■ EXERCISE DIRECTIONS ■
Print the entries below in their entirety, exactly as they are written.
**********
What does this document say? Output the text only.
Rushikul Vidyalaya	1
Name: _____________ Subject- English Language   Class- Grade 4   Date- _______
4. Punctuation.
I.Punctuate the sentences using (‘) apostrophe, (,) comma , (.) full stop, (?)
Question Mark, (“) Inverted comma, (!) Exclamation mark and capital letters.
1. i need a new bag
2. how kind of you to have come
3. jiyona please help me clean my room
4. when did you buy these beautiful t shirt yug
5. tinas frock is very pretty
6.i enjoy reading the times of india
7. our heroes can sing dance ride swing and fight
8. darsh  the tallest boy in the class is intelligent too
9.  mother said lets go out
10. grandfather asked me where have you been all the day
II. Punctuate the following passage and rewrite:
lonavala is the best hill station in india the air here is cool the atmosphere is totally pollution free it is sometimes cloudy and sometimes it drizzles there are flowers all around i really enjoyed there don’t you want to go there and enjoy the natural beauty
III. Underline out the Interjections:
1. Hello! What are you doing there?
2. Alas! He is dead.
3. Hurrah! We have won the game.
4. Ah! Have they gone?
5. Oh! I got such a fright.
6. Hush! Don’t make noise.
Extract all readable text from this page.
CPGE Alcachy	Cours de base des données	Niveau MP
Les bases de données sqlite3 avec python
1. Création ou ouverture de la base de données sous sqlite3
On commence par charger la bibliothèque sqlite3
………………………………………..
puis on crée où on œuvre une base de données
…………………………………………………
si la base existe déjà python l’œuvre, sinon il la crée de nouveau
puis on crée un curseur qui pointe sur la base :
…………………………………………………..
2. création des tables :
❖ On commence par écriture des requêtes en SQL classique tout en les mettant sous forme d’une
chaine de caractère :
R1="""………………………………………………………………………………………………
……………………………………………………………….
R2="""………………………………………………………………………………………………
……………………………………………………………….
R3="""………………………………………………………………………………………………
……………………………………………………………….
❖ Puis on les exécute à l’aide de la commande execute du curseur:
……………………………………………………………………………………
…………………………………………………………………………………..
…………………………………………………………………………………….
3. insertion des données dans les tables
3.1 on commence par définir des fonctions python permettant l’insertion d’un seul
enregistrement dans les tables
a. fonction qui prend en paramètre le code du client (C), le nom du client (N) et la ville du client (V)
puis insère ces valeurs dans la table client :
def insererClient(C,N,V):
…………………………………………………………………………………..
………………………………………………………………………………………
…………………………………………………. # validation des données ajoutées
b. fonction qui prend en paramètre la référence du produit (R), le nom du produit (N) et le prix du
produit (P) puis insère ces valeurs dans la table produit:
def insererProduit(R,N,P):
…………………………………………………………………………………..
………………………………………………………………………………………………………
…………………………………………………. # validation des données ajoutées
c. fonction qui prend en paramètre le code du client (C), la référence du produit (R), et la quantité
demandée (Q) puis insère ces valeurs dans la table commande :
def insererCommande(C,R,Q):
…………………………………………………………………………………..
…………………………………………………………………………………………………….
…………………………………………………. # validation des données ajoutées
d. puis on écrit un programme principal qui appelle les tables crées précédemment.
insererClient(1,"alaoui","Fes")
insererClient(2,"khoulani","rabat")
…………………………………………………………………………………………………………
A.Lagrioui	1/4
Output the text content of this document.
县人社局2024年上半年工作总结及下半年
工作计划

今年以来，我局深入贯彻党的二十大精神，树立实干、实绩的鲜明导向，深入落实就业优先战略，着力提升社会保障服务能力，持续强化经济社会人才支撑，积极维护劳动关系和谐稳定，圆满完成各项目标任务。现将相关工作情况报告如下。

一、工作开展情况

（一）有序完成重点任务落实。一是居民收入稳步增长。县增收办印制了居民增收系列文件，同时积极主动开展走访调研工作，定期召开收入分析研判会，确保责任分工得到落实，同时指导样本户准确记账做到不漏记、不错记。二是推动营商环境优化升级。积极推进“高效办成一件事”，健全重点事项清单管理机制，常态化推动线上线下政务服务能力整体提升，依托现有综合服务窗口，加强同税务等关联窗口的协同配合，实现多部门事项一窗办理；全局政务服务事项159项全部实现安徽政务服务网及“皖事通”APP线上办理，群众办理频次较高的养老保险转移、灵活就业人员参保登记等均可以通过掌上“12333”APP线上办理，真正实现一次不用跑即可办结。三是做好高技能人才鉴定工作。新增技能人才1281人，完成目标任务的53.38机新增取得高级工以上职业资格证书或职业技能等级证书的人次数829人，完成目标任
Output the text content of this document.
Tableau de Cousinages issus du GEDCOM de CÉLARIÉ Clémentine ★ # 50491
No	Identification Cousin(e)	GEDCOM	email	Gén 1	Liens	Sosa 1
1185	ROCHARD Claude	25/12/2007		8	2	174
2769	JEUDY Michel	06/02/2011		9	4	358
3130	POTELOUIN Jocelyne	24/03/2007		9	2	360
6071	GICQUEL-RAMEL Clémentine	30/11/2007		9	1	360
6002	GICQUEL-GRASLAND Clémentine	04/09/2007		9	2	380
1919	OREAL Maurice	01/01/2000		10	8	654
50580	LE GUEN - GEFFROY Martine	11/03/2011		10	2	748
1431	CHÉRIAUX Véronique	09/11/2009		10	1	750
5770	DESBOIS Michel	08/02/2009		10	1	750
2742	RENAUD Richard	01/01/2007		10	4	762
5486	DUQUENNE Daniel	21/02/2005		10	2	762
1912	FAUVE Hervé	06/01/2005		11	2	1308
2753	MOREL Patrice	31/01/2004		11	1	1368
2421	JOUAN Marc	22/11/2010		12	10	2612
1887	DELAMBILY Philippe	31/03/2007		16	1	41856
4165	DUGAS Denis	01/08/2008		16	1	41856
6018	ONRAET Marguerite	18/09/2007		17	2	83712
**********
■ OUTPUT FOR THIS TASK ■
What does this document say? Output the text only.
Rushikul Vidyalaya	1
Name: _____________ Subject- English Language   Class- Grade 4   Date- _______
4. Punctuation.
I.Punctuate the sentences using (‘) apostrophe, (,) comma , (.) full stop, (?)
Question Mark, (“) Inverted comma, (!) Exclamation mark and capital letters.
1. i need a new bag
2. how kind of you to have come
3. jiyona please help me clean my room
4. when did you buy these beautiful t shirt yug
5. tinas frock is very pretty
6.i enjoy reading the times of india
7. our heroes can sing dance ride swing and fight
8. darsh  the tallest boy in the class is intelligent too
9.  mother said lets go out
10. grandfather asked me where have you been all the day
II. Punctuate the following passage and rewrite:
lonavala is the best hill station in india the air here is cool the atmosphere is totally pollution free it is sometimes cloudy and sometimes it drizzles there are flowers all around i really enjoyed there don’t you want to go there and enjoy the natural beauty
III. Underline out the Interjections:
1. Hello! What are you doing there?
2. Alas! He is dead.
3. Hurrah! We have won the game.
4. Ah! Have they gone?
5. Oh! I got such a fright.
6. Hush! Don’t make noise.
Extract all readable text from this page.
CPGE Alcachy	Cours de base des données	Niveau MP
Les bases de données sqlite3 avec python
1. Création ou ouverture de la base de données sous sqlite3
On commence par charger la bibliothèque sqlite3
………………………………………..
puis on crée où on œuvre une base de données
…………………………………………………
si la base existe déjà python l’œuvre, sinon il la crée de nouveau
puis on crée un curseur qui pointe sur la base :
…………………………………………………..
2. création des tables :
❖ On commence par écriture des requêtes en SQL classique tout en les mettant sous forme d’une
chaine de caractère :
R1="""………………………………………………………………………………………………
……………………………………………………………….
R2="""………………………………………………………………………………………………
……………………………………………………………….
R3="""………………………………………………………………………………………………
……………………………………………………………….
❖ Puis on les exécute à l’aide de la commande execute du curseur:
……………………………………………………………………………………
…………………………………………………………………………………..
…………………………………………………………………………………….
3. insertion des données dans les tables
3.1 on commence par définir des fonctions python permettant l’insertion d’un seul
enregistrement dans les tables
a. fonction qui prend en paramètre le code du client (C), le nom du client (N) et la ville du client (V)
puis insère ces valeurs dans la table client :
def insererClient(C,N,V):
…………………………………………………………………………………..
………………………………………………………………………………………
…………………………………………………. # validation des données ajoutées
b. fonction qui prend en paramètre la référence du produit (R), le nom du produit (N) et le prix du
produit (P) puis insère ces valeurs dans la table produit:
def insererProduit(R,N,P):
…………………………………………………………………………………..
………………………………………………………………………………………………………
…………………………………………………. # validation des données ajoutées
c. fonction qui prend en paramètre le code du client (C), la référence du produit (R), et la quantité
demandée (Q) puis insère ces valeurs dans la table commande :
def insererCommande(C,R,Q):
…………………………………………………………………………………..
…………………………………………………………………………………………………….
…………………………………………………. # validation des données ajoutées
d. puis on écrit un programme principal qui appelle les tables crées précédemment.
insererClient(1,"alaoui","Fes")
insererClient(2,"khoulani","rabat")
…………………………………………………………………………………………………………
A.Lagrioui	1/4
Output the text content of this document.
县人社局2024年上半年工作总结及下半年
工作计划

今年以来，我局深入贯彻党的二十大精神，树立实干、实绩的鲜明导向，深入落实就业优先战略，着力提升社会保障服务能力，持续强化经济社会人才支撑，积极维护劳动关系和谐稳定，圆满完成各项目标任务。现将相关工作情况报告如下。

一、工作开展情况

（一）有序完成重点任务落实。一是居民收入稳步增长。县增收办印制了居民增收系列文件，同时积极主动开展走访调研工作，定期召开收入分析研判会，确保责任分工得到落实，同时指导样本户准确记账做到不漏记、不错记。二是推动营商环境优化升级。积极推进“高效办成一件事”，健全重点事项清单管理机制，常态化推动线上线下政务服务能力整体提升，依托现有综合服务窗口，加强同税务等关联窗口的协同配合，实现多部门事项一窗办理；全局政务服务事项159项全部实现安徽政务服务网及“皖事通”APP线上办理，群众办理频次较高的养老保险转移、灵活就业人员参保登记等均可以通过掌上“12333”APP线上办理，真正实现一次不用跑即可办结。三是做好高技能人才鉴定工作。新增技能人才1281人，完成目标任务的53.38机新增取得高级工以上职业资格证书或职业技能等级证书的人次数829人，完成目标任
Output the text content of this document.
Tableau de Cousinages issus du GEDCOM de CÉLARIÉ Clémentine ★ # 50491
No	Identification Cousin(e)	GEDCOM	email	Gén 1	Liens	Sosa 1
1185	ROCHARD Claude	25/12/2007		8	2	174
2769	JEUDY Michel	06/02/2011		9	4	358
3130	POTELOUIN Jocelyne	24/03/2007		9	2	360
6071	GICQUEL-RAMEL Clémentine	30/11/2007		9	1	360
6002	GICQUEL-GRASLAND Clémentine	04/09/2007		9	2	380
1919	OREAL Maurice	01/01/2000		10	8	654
50580	LE GUEN - GEFFROY Martine	11/03/2011		10	2	748
1431	CHÉRIAUX Véronique	09/11/2009		10	1	750
5770	DESBOIS Michel	08/02/2009		10	1	750
2742	RENAUD Richard	01/01/2007		10	4	762
5486	DUQUENNE Daniel	21/02/2005		10	2	762
1912	FAUVE Hervé	06/01/2005		11	2	1308
2753	MOREL Patrice	31/01/2004		11	1	1368
2421	JOUAN Marc	22/11/2010		12	10	2612
1887	DELAMBILY Philippe	31/03/2007		16	1	41856
4165	DUGAS Denis	01/08/2008		16	1	41856
6018	ONRAET Marguerite	18/09/2007		17	2	83712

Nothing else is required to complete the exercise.